### Stored rows ###

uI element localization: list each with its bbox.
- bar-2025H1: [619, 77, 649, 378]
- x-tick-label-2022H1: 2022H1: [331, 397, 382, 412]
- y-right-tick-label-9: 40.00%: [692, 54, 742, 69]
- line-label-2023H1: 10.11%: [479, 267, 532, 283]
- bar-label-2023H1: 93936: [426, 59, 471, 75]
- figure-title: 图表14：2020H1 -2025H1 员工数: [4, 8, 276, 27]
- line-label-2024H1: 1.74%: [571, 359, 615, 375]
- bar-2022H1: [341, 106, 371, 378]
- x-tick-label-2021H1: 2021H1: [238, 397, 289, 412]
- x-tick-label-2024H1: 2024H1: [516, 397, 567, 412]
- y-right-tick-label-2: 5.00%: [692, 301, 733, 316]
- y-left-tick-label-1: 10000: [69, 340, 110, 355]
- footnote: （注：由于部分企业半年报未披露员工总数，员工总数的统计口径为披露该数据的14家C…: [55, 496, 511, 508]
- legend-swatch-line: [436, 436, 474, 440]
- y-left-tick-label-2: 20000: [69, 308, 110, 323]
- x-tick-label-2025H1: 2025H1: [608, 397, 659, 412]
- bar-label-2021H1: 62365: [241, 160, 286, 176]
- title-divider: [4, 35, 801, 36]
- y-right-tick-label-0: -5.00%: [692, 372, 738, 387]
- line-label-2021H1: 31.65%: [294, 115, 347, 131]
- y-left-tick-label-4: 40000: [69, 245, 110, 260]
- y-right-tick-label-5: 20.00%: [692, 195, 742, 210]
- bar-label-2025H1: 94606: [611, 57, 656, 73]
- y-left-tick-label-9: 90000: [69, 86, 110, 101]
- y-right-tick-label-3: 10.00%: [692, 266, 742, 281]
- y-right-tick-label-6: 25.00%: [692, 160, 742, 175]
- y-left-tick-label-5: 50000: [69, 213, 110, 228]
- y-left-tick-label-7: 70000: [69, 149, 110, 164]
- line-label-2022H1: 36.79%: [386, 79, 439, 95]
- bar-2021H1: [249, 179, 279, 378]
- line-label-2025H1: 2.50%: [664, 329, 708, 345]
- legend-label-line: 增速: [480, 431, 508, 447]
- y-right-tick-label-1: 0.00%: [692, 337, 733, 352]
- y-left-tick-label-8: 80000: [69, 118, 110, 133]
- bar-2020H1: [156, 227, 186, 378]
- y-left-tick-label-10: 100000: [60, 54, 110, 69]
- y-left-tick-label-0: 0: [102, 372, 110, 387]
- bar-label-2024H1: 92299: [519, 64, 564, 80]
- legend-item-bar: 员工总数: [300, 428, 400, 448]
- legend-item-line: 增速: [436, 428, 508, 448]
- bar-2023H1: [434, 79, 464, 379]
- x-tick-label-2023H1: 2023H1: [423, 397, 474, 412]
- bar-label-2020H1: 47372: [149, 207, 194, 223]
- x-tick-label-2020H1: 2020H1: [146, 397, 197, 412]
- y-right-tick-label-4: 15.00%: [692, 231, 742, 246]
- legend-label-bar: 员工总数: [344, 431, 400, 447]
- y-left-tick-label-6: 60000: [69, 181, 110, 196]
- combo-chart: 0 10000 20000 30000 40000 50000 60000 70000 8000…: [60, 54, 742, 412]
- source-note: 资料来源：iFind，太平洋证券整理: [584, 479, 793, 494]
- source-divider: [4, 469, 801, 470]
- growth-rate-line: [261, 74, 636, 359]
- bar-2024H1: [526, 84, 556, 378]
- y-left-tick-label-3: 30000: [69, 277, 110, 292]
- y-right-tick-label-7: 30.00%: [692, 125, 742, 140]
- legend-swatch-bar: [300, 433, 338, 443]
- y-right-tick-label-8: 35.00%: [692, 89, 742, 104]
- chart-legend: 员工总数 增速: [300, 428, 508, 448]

###

◆ Work to complete: Give every line of the records above as a numbered list, leaving out any blank lines.

◆ Solution to this problem:
1. uI element localization: list each with its bbox.
2. - bar-2025H1: [619, 77, 649, 378]
3. - x-tick-label-2022H1: 2022H1: [331, 397, 382, 412]
4. - y-right-tick-label-9: 40.00%: [692, 54, 742, 69]
5. - line-label-2023H1: 10.11%: [479, 267, 532, 283]
6. - bar-label-2023H1: 93936: [426, 59, 471, 75]
7. - figure-title: 图表14：2020H1 -2025H1 员工数: [4, 8, 276, 27]
8. - line-label-2024H1: 1.74%: [571, 359, 615, 375]
9. - bar-2022H1: [341, 106, 371, 378]
10. - x-tick-label-2021H1: 2021H1: [238, 397, 289, 412]
11. - x-tick-label-2024H1: 2024H1: [516, 397, 567, 412]
12. - y-right-tick-label-2: 5.00%: [692, 301, 733, 316]
13. - y-left-tick-label-1: 10000: [69, 340, 110, 355]
14. - footnote: （注：由于部分企业半年报未披露员工总数，员工总数的统计口径为披露该数据的14家C…: [55, 496, 511, 508]
15. - legend-swatch-line: [436, 436, 474, 440]
16. - y-left-tick-label-2: 20000: [69, 308, 110, 323]
17. - x-tick-label-2025H1: 2025H1: [608, 397, 659, 412]
18. - bar-label-2021H1: 62365: [241, 160, 286, 176]
19. - title-divider: [4, 35, 801, 36]
20. - y-right-tick-label-0: -5.00%: [692, 372, 738, 387]
21. - line-label-2021H1: 31.65%: [294, 115, 347, 131]
22. - y-left-tick-label-4: 40000: [69, 245, 110, 260]
23. - y-right-tick-label-5: 20.00%: [692, 195, 742, 210]
24. - bar-label-2025H1: 94606: [611, 57, 656, 73]
25. - y-left-tick-label-9: 90000: [69, 86, 110, 101]
26. - y-right-tick-label-3: 10.00%: [692, 266, 742, 281]
27. - y-right-tick-label-6: 25.00%: [692, 160, 742, 175]
28. - y-left-tick-label-5: 50000: [69, 213, 110, 228]
29. - y-left-tick-label-7: 70000: [69, 149, 110, 164]
30. - line-label-2022H1: 36.79%: [386, 79, 439, 95]
31. - bar-2021H1: [249, 179, 279, 378]
32. - line-label-2025H1: 2.50%: [664, 329, 708, 345]
33. - legend-label-line: 增速: [480, 431, 508, 447]
34. - y-right-tick-label-1: 0.00%: [692, 337, 733, 352]
35. - y-left-tick-label-8: 80000: [69, 118, 110, 133]
36. - bar-2020H1: [156, 227, 186, 378]
37. - y-left-tick-label-10: 100000: [60, 54, 110, 69]
38. - y-left-tick-label-0: 0: [102, 372, 110, 387]
39. - bar-label-2024H1: 92299: [519, 64, 564, 80]
40. - legend-item-bar: 员工总数: [300, 428, 400, 448]
41. - legend-item-line: 增速: [436, 428, 508, 448]
42. - bar-2023H1: [434, 79, 464, 379]
43. - x-tick-label-2023H1: 2023H1: [423, 397, 474, 412]
44. - bar-label-2020H1: 47372: [149, 207, 194, 223]
45. - x-tick-label-2020H1: 2020H1: [146, 397, 197, 412]
46. - y-right-tick-label-4: 15.00%: [692, 231, 742, 246]
47. - legend-label-bar: 员工总数: [344, 431, 400, 447]
48. - y-left-tick-label-6: 60000: [69, 181, 110, 196]
49. - combo-chart: 0 10000 20000 30000 40000 50000 60000 70000 8000…: [60, 54, 742, 412]
50. - source-note: 资料来源：iFind，太平洋证券整理: [584, 479, 793, 494]
51. - source-divider: [4, 469, 801, 470]
52. - growth-rate-line: [261, 74, 636, 359]
53. - bar-2024H1: [526, 84, 556, 378]
54. - y-left-tick-label-3: 30000: [69, 277, 110, 292]
55. - y-right-tick-label-7: 30.00%: [692, 125, 742, 140]
56. - legend-swatch-bar: [300, 433, 338, 443]
57. - y-right-tick-label-8: 35.00%: [692, 89, 742, 104]
58. - chart-legend: 员工总数 增速: [300, 428, 508, 448]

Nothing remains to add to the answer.